* start *

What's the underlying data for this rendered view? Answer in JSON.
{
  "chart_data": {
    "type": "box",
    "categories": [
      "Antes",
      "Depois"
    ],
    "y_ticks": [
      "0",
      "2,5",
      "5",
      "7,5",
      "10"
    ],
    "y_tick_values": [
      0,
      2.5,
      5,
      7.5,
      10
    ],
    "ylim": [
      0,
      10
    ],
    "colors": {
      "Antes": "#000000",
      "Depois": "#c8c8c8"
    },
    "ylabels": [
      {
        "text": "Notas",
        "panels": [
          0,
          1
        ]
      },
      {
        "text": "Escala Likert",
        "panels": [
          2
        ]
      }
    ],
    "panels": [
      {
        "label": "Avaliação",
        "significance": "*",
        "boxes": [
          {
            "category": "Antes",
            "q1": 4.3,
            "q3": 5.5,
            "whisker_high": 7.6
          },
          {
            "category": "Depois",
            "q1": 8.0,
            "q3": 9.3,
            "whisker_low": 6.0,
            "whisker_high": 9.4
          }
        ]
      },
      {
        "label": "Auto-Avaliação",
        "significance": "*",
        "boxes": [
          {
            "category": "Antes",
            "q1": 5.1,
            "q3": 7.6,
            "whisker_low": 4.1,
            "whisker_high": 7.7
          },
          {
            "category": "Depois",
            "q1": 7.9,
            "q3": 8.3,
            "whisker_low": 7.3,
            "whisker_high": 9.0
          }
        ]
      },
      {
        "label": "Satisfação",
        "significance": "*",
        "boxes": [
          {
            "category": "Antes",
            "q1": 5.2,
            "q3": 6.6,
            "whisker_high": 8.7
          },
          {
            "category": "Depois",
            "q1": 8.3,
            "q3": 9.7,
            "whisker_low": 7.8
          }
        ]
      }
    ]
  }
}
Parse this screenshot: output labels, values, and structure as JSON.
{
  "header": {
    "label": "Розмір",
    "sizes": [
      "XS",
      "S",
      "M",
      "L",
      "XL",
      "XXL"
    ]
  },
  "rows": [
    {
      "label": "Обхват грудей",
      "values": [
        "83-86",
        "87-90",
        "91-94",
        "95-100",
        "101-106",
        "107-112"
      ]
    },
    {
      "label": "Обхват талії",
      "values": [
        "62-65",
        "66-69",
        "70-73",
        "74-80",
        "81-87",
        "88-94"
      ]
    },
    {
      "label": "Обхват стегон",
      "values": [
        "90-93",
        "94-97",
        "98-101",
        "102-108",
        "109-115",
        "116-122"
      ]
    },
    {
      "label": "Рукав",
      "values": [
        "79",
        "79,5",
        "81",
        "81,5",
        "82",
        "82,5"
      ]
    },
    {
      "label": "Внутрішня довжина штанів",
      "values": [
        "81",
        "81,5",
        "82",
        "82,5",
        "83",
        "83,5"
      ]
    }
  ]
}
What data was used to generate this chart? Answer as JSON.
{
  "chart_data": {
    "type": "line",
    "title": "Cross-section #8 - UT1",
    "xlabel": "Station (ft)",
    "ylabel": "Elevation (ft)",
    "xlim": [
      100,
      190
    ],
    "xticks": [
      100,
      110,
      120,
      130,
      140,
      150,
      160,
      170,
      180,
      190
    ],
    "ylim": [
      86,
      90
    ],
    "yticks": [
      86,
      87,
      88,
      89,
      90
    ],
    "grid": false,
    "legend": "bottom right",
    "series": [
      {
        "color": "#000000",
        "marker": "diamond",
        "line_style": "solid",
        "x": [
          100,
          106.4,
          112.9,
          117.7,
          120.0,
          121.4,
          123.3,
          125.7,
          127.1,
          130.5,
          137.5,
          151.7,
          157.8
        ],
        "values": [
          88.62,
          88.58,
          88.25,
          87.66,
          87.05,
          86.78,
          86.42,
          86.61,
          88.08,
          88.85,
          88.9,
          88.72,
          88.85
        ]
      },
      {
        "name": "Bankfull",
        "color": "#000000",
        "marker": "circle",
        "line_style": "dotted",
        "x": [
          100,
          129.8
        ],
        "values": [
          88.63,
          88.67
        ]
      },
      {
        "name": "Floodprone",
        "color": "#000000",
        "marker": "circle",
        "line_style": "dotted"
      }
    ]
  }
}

* end *

Instructions to follow: Write out every entry verbatim.

Response to this task:
What's the underlying data for this rendered view? Answer in JSON.
{
  "chart_data": {
    "type": "box",
    "categories": [
      "Antes",
      "Depois"
    ],
    "y_ticks": [
      "0",
      "2,5",
      "5",
      "7,5",
      "10"
    ],
    "y_tick_values": [
      0,
      2.5,
      5,
      7.5,
      10
    ],
    "ylim": [
      0,
      10
    ],
    "colors": {
      "Antes": "#000000",
      "Depois": "#c8c8c8"
    },
    "ylabels": [
      {
        "text": "Notas",
        "panels": [
          0,
          1
        ]
      },
      {
        "text": "Escala Likert",
        "panels": [
          2
        ]
      }
    ],
    "panels": [
      {
        "label": "Avaliação",
        "significance": "*",
        "boxes": [
          {
            "category": "Antes",
            "q1": 4.3,
            "q3": 5.5,
            "whisker_high": 7.6
          },
          {
            "category": "Depois",
            "q1": 8.0,
            "q3": 9.3,
            "whisker_low": 6.0,
            "whisker_high": 9.4
          }
        ]
      },
      {
        "label": "Auto-Avaliação",
        "significance": "*",
        "boxes": [
          {
            "category": "Antes",
            "q1": 5.1,
            "q3": 7.6,
            "whisker_low": 4.1,
            "whisker_high": 7.7
          },
          {
            "category": "Depois",
            "q1": 7.9,
            "q3": 8.3,
            "whisker_low": 7.3,
            "whisker_high": 9.0
          }
        ]
      },
      {
        "label": "Satisfação",
        "significance": "*",
        "boxes": [
          {
            "category": "Antes",
            "q1": 5.2,
            "q3": 6.6,
            "whisker_high": 8.7
          },
          {
            "category": "Depois",
            "q1": 8.3,
            "q3": 9.7,
            "whisker_low": 7.8
          }
        ]
      }
    ]
  }
}
Parse this screenshot: output labels, values, and structure as JSON.
{
  "header": {
    "label": "Розмір",
    "sizes": [
      "XS",
      "S",
      "M",
      "L",
      "XL",
      "XXL"
    ]
  },
  "rows": [
    {
      "label": "Обхват грудей",
      "values": [
        "83-86",
        "87-90",
        "91-94",
        "95-100",
        "101-106",
        "107-112"
      ]
    },
    {
      "label": "Обхват талії",
      "values": [
        "62-65",
        "66-69",
        "70-73",
        "74-80",
        "81-87",
        "88-94"
      ]
    },
    {
      "label": "Обхват стегон",
      "values": [
        "90-93",
        "94-97",
        "98-101",
        "102-108",
        "109-115",
        "116-122"
      ]
    },
    {
      "label": "Рукав",
      "values": [
        "79",
        "79,5",
        "81",
        "81,5",
        "82",
        "82,5"
      ]
    },
    {
      "label": "Внутрішня довжина штанів",
      "values": [
        "81",
        "81,5",
        "82",
        "82,5",
        "83",
        "83,5"
      ]
    }
  ]
}
What data was used to generate this chart? Answer as JSON.
{
  "chart_data": {
    "type": "line",
    "title": "Cross-section #8 - UT1",
    "xlabel": "Station (ft)",
    "ylabel": "Elevation (ft)",
    "xlim": [
      100,
      190
    ],
    "xticks": [
      100,
      110,
      120,
      130,
      140,
      150,
      160,
      170,
      180,
      190
    ],
    "ylim": [
      86,
      90
    ],
    "yticks": [
      86,
      87,
      88,
      89,
      90
    ],
    "grid": false,
    "legend": "bottom right",
    "series": [
      {
        "color": "#000000",
        "marker": "diamond",
        "line_style": "solid",
        "x": [
          100,
          106.4,
          112.9,
          117.7,
          120.0,
          121.4,
          123.3,
          125.7,
          127.1,
          130.5,
          137.5,
          151.7,
          157.8
        ],
        "values": [
          88.62,
          88.58,
          88.25,
          87.66,
          87.05,
          86.78,
          86.42,
          86.61,
          88.08,
          88.85,
          88.9,
          88.72,
          88.85
        ]
      },
      {
        "name": "Bankfull",
        "color": "#000000",
        "marker": "circle",
        "line_style": "dotted",
        "x": [
          100,
          129.8
        ],
        "values": [
          88.63,
          88.67
        ]
      },
      {
        "name": "Floodprone",
        "color": "#000000",
        "marker": "circle",
        "line_style": "dotted"
      }
    ]
  }
}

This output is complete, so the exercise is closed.